-- Materials provided --
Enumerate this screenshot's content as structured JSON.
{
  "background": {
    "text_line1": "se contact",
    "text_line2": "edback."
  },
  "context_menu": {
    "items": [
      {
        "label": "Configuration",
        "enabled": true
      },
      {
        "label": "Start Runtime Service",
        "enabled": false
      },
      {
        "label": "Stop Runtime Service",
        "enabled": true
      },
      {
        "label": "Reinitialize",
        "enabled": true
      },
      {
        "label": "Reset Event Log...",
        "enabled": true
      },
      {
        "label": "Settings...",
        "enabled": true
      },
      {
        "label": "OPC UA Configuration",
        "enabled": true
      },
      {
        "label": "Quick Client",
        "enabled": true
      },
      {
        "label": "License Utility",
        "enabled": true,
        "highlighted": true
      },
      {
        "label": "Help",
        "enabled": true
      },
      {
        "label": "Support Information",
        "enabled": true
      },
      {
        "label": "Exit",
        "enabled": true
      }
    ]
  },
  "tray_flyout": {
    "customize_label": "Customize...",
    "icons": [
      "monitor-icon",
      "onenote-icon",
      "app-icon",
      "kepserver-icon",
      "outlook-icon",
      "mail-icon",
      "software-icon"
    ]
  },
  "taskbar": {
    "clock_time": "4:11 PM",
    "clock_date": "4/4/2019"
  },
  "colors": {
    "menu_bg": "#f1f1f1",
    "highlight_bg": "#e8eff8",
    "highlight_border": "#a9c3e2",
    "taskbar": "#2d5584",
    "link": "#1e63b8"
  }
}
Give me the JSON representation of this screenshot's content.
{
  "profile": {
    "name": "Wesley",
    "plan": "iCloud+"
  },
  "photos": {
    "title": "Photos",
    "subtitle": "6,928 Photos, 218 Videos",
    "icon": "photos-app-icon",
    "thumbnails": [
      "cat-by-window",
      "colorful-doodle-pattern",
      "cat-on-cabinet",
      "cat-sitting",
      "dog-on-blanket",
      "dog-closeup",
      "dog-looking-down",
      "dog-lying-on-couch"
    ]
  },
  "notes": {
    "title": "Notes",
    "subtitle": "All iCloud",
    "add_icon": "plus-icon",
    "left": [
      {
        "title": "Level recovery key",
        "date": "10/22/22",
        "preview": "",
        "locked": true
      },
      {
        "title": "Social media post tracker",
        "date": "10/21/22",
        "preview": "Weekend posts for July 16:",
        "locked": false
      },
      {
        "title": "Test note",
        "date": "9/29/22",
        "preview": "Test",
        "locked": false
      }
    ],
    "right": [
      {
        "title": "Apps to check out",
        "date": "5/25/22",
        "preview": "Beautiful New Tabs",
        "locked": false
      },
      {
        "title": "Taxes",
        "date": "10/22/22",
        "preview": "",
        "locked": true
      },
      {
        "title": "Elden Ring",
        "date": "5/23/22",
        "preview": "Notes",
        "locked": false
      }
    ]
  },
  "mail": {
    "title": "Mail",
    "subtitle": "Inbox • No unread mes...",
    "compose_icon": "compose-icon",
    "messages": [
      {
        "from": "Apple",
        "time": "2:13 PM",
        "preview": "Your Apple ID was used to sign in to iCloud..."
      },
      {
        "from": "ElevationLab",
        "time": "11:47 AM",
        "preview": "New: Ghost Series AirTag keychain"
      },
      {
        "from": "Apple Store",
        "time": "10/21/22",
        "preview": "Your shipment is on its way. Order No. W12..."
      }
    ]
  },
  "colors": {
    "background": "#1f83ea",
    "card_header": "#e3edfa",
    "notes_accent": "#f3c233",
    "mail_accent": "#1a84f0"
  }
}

==

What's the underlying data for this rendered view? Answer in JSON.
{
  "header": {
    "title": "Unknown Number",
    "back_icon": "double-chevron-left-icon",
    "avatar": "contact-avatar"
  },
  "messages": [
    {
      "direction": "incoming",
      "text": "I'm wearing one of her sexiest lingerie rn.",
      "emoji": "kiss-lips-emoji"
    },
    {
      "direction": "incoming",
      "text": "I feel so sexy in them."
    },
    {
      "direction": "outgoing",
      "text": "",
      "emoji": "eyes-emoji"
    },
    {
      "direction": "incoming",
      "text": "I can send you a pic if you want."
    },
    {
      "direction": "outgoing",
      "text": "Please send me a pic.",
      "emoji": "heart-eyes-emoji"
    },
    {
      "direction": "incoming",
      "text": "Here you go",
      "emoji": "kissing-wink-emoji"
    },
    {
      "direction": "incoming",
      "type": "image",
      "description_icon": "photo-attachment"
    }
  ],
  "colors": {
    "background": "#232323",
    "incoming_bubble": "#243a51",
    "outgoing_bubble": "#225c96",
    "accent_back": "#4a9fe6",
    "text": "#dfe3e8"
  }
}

---

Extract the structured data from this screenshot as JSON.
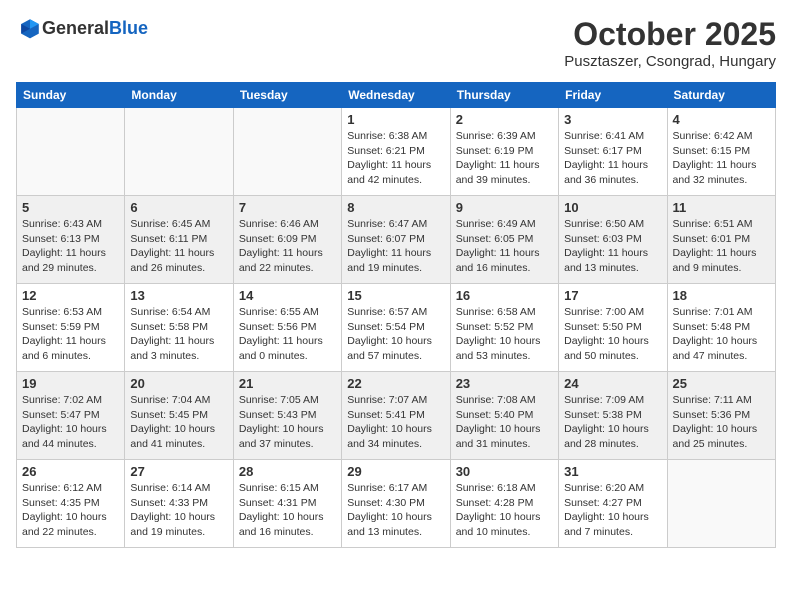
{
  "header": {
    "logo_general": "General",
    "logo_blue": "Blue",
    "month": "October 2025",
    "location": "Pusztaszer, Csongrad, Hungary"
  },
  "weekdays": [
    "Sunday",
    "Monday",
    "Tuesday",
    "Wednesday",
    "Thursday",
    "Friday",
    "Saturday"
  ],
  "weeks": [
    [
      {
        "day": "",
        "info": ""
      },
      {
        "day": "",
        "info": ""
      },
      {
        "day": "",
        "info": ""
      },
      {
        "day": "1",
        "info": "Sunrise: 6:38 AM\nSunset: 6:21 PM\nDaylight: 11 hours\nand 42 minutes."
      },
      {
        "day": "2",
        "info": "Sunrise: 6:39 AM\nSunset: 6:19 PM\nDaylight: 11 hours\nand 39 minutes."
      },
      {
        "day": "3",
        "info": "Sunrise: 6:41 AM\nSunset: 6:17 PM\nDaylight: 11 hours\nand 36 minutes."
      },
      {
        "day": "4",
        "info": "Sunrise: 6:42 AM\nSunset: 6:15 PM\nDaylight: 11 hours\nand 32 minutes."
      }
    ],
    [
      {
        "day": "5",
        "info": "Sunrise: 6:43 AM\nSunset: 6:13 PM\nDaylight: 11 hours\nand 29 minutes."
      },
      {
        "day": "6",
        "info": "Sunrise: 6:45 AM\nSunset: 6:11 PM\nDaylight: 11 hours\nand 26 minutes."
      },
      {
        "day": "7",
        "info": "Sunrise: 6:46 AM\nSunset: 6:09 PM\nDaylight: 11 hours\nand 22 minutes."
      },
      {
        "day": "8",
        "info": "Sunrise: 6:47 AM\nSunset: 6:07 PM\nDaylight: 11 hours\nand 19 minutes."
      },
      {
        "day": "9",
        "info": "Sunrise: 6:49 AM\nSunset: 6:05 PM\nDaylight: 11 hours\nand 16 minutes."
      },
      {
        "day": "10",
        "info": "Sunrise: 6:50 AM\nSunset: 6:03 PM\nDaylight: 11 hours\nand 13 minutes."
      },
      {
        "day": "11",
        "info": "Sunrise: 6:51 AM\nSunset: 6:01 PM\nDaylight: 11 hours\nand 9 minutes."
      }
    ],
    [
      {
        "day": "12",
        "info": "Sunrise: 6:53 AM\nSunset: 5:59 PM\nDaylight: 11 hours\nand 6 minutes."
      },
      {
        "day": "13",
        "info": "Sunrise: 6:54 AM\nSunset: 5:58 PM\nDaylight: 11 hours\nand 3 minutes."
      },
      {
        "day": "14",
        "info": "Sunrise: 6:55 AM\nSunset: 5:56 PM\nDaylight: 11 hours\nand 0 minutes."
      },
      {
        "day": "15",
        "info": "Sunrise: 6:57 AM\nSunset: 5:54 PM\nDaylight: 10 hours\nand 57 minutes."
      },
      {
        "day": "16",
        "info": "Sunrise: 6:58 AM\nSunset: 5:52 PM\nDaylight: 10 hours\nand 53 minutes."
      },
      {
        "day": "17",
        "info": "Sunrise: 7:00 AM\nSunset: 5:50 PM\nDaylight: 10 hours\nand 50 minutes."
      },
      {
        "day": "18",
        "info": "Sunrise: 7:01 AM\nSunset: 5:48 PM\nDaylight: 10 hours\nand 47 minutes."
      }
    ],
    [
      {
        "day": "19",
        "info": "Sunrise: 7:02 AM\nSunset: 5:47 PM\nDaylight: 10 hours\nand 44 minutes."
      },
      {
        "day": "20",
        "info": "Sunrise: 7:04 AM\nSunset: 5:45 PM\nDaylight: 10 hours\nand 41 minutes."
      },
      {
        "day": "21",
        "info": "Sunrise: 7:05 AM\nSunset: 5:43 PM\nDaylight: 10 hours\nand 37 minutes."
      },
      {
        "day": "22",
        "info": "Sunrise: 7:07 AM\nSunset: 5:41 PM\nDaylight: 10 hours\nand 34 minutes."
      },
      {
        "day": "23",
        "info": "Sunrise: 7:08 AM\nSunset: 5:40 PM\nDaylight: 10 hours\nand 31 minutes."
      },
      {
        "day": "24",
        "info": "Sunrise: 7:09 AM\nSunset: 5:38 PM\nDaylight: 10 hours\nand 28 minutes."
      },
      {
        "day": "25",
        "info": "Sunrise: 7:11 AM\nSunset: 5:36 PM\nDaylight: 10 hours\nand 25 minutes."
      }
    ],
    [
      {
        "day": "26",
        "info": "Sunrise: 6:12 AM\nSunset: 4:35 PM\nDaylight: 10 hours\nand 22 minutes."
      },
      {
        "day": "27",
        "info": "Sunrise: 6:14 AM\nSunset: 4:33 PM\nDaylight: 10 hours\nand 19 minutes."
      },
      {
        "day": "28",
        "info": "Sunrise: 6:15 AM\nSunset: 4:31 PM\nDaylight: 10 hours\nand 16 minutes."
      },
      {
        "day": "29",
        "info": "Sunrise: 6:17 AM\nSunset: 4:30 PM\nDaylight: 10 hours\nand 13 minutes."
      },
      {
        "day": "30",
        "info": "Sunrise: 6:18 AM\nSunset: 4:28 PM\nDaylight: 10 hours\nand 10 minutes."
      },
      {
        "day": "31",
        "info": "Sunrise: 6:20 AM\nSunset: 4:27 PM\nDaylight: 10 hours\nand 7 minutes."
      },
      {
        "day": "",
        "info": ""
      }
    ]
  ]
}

-- Goal --
Report each line of the material above where the word "content" appears.

-- Answer to the problem --
Enumerate this screenshot's content as structured JSON.
Give me the JSON representation of this screenshot's content.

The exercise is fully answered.